Reproduce each record exactly.

Entries with figure data
--------------------------------

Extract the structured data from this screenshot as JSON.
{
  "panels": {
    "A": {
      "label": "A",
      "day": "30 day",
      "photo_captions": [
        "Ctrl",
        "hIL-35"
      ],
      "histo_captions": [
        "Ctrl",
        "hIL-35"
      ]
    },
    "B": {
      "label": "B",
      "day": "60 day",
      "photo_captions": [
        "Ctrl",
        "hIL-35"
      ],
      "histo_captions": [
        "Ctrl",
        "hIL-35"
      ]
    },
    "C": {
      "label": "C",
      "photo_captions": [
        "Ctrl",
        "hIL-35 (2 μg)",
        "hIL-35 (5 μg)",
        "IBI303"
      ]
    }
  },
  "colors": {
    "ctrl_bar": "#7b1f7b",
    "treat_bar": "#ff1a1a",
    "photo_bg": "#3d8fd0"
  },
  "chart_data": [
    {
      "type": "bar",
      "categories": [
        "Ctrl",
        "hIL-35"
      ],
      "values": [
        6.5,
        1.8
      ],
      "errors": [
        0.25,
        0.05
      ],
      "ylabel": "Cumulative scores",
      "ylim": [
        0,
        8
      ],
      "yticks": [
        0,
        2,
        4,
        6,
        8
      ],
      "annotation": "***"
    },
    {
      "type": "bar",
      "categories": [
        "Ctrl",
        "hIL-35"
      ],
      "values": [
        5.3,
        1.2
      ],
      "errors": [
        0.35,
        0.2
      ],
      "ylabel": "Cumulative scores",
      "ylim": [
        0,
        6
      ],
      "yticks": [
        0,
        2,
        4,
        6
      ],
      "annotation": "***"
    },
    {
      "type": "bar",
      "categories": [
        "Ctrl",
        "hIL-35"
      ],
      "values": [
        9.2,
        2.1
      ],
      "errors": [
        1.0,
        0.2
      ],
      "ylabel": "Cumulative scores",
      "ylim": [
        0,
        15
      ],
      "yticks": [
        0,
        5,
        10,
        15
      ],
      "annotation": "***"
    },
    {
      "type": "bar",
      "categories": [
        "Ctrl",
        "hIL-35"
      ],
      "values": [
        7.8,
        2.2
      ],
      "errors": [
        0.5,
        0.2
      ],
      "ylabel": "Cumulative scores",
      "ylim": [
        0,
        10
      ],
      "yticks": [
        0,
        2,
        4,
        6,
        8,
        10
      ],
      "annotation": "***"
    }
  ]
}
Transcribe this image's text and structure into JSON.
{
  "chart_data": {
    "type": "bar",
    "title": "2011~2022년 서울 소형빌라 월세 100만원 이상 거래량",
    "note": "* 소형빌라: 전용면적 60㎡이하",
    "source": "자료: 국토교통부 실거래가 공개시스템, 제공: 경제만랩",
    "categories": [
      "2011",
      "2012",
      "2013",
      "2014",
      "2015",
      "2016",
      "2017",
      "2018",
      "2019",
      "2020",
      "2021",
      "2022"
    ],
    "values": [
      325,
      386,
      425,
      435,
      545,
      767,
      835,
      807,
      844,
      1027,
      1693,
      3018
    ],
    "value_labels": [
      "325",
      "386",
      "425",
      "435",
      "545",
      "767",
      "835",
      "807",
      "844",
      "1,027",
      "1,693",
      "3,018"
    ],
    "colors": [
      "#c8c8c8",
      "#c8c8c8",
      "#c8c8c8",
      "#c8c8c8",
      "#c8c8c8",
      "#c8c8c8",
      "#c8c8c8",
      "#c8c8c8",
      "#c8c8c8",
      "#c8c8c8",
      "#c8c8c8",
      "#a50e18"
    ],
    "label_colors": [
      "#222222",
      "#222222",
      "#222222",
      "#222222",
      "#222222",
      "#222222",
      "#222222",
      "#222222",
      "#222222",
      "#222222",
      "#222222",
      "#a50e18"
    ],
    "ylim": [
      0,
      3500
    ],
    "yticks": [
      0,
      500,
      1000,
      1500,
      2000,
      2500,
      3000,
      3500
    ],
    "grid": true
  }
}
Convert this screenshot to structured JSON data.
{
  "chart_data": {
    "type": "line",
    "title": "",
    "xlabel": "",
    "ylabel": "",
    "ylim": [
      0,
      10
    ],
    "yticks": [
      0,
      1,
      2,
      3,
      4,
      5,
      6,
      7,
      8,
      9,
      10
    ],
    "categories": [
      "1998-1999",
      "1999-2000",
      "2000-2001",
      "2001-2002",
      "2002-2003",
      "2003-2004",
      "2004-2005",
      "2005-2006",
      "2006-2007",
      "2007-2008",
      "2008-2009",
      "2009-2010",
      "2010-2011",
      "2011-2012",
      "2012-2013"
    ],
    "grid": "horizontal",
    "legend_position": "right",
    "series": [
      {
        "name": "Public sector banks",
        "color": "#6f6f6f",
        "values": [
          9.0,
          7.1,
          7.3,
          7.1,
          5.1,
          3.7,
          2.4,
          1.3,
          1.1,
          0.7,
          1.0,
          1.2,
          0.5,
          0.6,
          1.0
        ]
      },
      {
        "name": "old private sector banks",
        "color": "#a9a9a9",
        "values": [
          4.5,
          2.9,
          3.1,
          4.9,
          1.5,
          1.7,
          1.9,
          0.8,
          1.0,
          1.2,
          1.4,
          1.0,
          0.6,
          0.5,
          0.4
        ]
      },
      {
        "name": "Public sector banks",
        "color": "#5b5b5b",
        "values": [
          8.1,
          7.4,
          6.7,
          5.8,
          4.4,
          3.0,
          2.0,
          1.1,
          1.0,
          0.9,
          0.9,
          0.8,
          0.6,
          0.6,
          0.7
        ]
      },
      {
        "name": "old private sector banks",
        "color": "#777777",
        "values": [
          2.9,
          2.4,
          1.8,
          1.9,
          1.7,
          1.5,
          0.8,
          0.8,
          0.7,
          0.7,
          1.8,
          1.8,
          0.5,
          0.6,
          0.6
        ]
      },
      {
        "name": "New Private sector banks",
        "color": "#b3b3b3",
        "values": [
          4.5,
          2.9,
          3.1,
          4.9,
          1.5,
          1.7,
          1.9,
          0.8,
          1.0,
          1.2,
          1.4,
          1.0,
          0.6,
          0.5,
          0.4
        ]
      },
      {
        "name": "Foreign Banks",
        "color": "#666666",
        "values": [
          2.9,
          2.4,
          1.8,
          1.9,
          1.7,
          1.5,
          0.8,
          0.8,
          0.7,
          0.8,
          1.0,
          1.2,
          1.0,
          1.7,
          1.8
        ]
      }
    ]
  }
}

--------------------------------

Exercise answer
Extract the structured data from this screenshot as JSON.
{
  "panels": {
    "A": {
      "label": "A",
      "day": "30 day",
      "photo_captions": [
        "Ctrl",
        "hIL-35"
      ],
      "histo_captions": [
        "Ctrl",
        "hIL-35"
      ]
    },
    "B": {
      "label": "B",
      "day": "60 day",
      "photo_captions": [
        "Ctrl",
        "hIL-35"
      ],
      "histo_captions": [
        "Ctrl",
        "hIL-35"
      ]
    },
    "C": {
      "label": "C",
      "photo_captions": [
        "Ctrl",
        "hIL-35 (2 μg)",
        "hIL-35 (5 μg)",
        "IBI303"
      ]
    }
  },
  "colors": {
    "ctrl_bar": "#7b1f7b",
    "treat_bar": "#ff1a1a",
    "photo_bg": "#3d8fd0"
  },
  "chart_data": [
    {
      "type": "bar",
      "categories": [
        "Ctrl",
        "hIL-35"
      ],
      "values": [
        6.5,
        1.8
      ],
      "errors": [
        0.25,
        0.05
      ],
      "ylabel": "Cumulative scores",
      "ylim": [
        0,
        8
      ],
      "yticks": [
        0,
        2,
        4,
        6,
        8
      ],
      "annotation": "***"
    },
    {
      "type": "bar",
      "categories": [
        "Ctrl",
        "hIL-35"
      ],
      "values": [
        5.3,
        1.2
      ],
      "errors": [
        0.35,
        0.2
      ],
      "ylabel": "Cumulative scores",
      "ylim": [
        0,
        6
      ],
      "yticks": [
        0,
        2,
        4,
        6
      ],
      "annotation": "***"
    },
    {
      "type": "bar",
      "categories": [
        "Ctrl",
        "hIL-35"
      ],
      "values": [
        9.2,
        2.1
      ],
      "errors": [
        1.0,
        0.2
      ],
      "ylabel": "Cumulative scores",
      "ylim": [
        0,
        15
      ],
      "yticks": [
        0,
        5,
        10,
        15
      ],
      "annotation": "***"
    },
    {
      "type": "bar",
      "categories": [
        "Ctrl",
        "hIL-35"
      ],
      "values": [
        7.8,
        2.2
      ],
      "errors": [
        0.5,
        0.2
      ],
      "ylabel": "Cumulative scores",
      "ylim": [
        0,
        10
      ],
      "yticks": [
        0,
        2,
        4,
        6,
        8,
        10
      ],
      "annotation": "***"
    }
  ]
}
Transcribe this image's text and structure into JSON.
{
  "chart_data": {
    "type": "bar",
    "title": "2011~2022년 서울 소형빌라 월세 100만원 이상 거래량",
    "note": "* 소형빌라: 전용면적 60㎡이하",
    "source": "자료: 국토교통부 실거래가 공개시스템, 제공: 경제만랩",
    "categories": [
      "2011",
      "2012",
      "2013",
      "2014",
      "2015",
      "2016",
      "2017",
      "2018",
      "2019",
      "2020",
      "2021",
      "2022"
    ],
    "values": [
      325,
      386,
      425,
      435,
      545,
      767,
      835,
      807,
      844,
      1027,
      1693,
      3018
    ],
    "value_labels": [
      "325",
      "386",
      "425",
      "435",
      "545",
      "767",
      "835",
      "807",
      "844",
      "1,027",
      "1,693",
      "3,018"
    ],
    "colors": [
      "#c8c8c8",
      "#c8c8c8",
      "#c8c8c8",
      "#c8c8c8",
      "#c8c8c8",
      "#c8c8c8",
      "#c8c8c8",
      "#c8c8c8",
      "#c8c8c8",
      "#c8c8c8",
      "#c8c8c8",
      "#a50e18"
    ],
    "label_colors": [
      "#222222",
      "#222222",
      "#222222",
      "#222222",
      "#222222",
      "#222222",
      "#222222",
      "#222222",
      "#222222",
      "#222222",
      "#222222",
      "#a50e18"
    ],
    "ylim": [
      0,
      3500
    ],
    "yticks": [
      0,
      500,
      1000,
      1500,
      2000,
      2500,
      3000,
      3500
    ],
    "grid": true
  }
}
Convert this screenshot to structured JSON data.
{
  "chart_data": {
    "type": "line",
    "title": "",
    "xlabel": "",
    "ylabel": "",
    "ylim": [
      0,
      10
    ],
    "yticks": [
      0,
      1,
      2,
      3,
      4,
      5,
      6,
      7,
      8,
      9,
      10
    ],
    "categories": [
      "1998-1999",
      "1999-2000",
      "2000-2001",
      "2001-2002",
      "2002-2003",
      "2003-2004",
      "2004-2005",
      "2005-2006",
      "2006-2007",
      "2007-2008",
      "2008-2009",
      "2009-2010",
      "2010-2011",
      "2011-2012",
      "2012-2013"
    ],
    "grid": "horizontal",
    "legend_position": "right",
    "series": [
      {
        "name": "Public sector banks",
        "color": "#6f6f6f",
        "values": [
          9.0,
          7.1,
          7.3,
          7.1,
          5.1,
          3.7,
          2.4,
          1.3,
          1.1,
          0.7,
          1.0,
          1.2,
          0.5,
          0.6,
          1.0
        ]
      },
      {
        "name": "old private sector banks",
        "color": "#a9a9a9",
        "values": [
          4.5,
          2.9,
          3.1,
          4.9,
          1.5,
          1.7,
          1.9,
          0.8,
          1.0,
          1.2,
          1.4,
          1.0,
          0.6,
          0.5,
          0.4
        ]
      },
      {
        "name": "Public sector banks",
        "color": "#5b5b5b",
        "values": [
          8.1,
          7.4,
          6.7,
          5.8,
          4.4,
          3.0,
          2.0,
          1.1,
          1.0,
          0.9,
          0.9,
          0.8,
          0.6,
          0.6,
          0.7
        ]
      },
      {
        "name": "old private sector banks",
        "color": "#777777",
        "values": [
          2.9,
          2.4,
          1.8,
          1.9,
          1.7,
          1.5,
          0.8,
          0.8,
          0.7,
          0.7,
          1.8,
          1.8,
          0.5,
          0.6,
          0.6
        ]
      },
      {
        "name": "New Private sector banks",
        "color": "#b3b3b3",
        "values": [
          4.5,
          2.9,
          3.1,
          4.9,
          1.5,
          1.7,
          1.9,
          0.8,
          1.0,
          1.2,
          1.4,
          1.0,
          0.6,
          0.5,
          0.4
        ]
      },
      {
        "name": "Foreign Banks",
        "color": "#666666",
        "values": [
          2.9,
          2.4,
          1.8,
          1.9,
          1.7,
          1.5,
          0.8,
          0.8,
          0.7,
          0.8,
          1.0,
          1.2,
          1.0,
          1.7,
          1.8
        ]
      }
    ]
  }
}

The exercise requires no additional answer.